## BEGIN

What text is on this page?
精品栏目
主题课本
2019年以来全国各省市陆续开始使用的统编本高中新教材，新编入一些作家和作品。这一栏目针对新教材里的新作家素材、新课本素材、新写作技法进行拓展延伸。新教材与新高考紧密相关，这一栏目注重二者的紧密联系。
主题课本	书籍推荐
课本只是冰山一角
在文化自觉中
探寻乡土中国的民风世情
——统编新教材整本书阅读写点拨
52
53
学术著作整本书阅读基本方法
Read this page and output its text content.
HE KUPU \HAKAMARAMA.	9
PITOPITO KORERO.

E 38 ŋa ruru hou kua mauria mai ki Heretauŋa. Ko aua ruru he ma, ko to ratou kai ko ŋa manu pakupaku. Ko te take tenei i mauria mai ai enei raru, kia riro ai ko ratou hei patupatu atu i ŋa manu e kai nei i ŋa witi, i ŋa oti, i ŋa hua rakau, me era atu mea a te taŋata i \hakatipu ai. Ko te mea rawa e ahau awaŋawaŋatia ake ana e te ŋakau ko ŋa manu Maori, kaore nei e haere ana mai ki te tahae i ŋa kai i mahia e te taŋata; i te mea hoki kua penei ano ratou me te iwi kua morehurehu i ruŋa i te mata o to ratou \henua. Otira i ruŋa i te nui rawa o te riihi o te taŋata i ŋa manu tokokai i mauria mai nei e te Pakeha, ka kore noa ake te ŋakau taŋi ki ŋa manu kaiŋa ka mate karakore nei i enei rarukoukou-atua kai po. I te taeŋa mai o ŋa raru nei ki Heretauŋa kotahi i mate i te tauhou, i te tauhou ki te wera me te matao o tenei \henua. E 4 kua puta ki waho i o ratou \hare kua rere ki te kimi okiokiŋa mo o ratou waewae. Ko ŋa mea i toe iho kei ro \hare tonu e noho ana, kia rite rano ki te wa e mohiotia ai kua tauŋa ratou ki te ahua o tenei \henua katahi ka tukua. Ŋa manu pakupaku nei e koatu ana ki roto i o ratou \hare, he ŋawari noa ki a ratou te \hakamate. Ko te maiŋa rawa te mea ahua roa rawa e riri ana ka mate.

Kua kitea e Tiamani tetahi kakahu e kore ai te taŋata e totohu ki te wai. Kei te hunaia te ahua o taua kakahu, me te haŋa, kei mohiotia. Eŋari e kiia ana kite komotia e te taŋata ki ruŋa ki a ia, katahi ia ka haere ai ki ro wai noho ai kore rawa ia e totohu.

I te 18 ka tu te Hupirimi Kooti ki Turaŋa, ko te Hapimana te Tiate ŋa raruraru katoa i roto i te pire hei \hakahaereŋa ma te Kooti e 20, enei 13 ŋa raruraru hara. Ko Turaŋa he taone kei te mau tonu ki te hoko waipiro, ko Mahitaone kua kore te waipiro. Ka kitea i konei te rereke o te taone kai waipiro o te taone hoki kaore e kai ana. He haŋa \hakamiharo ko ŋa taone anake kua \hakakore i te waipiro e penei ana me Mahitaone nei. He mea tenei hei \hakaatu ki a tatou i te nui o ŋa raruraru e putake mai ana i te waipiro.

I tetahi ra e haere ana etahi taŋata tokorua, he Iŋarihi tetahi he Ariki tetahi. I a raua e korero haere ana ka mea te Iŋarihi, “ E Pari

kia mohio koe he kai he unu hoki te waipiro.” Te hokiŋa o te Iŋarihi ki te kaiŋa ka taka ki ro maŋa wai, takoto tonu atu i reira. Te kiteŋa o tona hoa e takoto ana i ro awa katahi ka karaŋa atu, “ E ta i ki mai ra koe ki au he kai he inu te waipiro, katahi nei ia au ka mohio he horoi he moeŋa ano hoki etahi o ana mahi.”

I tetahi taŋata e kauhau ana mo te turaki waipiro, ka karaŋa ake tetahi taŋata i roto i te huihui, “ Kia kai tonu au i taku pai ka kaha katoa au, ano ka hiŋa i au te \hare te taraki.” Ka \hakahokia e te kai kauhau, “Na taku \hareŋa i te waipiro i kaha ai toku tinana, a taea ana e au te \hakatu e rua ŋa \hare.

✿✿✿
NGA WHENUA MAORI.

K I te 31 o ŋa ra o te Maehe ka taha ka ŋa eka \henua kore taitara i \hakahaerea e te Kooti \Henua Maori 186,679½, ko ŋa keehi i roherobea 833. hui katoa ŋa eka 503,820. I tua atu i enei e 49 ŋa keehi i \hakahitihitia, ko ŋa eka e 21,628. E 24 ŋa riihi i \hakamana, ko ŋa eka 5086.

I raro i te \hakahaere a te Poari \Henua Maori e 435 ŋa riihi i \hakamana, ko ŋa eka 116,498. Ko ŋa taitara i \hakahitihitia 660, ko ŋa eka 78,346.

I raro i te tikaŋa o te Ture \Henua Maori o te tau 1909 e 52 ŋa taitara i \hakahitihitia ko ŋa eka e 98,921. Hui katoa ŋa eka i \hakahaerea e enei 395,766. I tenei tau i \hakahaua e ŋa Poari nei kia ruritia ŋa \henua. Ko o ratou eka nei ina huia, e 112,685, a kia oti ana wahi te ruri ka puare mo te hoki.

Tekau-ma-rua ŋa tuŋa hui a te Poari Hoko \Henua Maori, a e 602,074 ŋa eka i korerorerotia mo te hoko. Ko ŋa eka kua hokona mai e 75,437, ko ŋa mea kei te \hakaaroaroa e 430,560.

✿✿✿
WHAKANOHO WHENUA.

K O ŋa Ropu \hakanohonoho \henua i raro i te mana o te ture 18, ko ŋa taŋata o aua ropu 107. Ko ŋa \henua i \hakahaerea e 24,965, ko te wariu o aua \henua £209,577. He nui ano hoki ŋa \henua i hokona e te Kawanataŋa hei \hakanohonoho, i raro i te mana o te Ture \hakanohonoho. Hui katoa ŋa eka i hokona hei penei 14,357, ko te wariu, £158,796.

## END

## Your instructions
From the entries above, return each line with the word "this" in it.

## Written solution
What text is on this page?
Read this page and output its text content.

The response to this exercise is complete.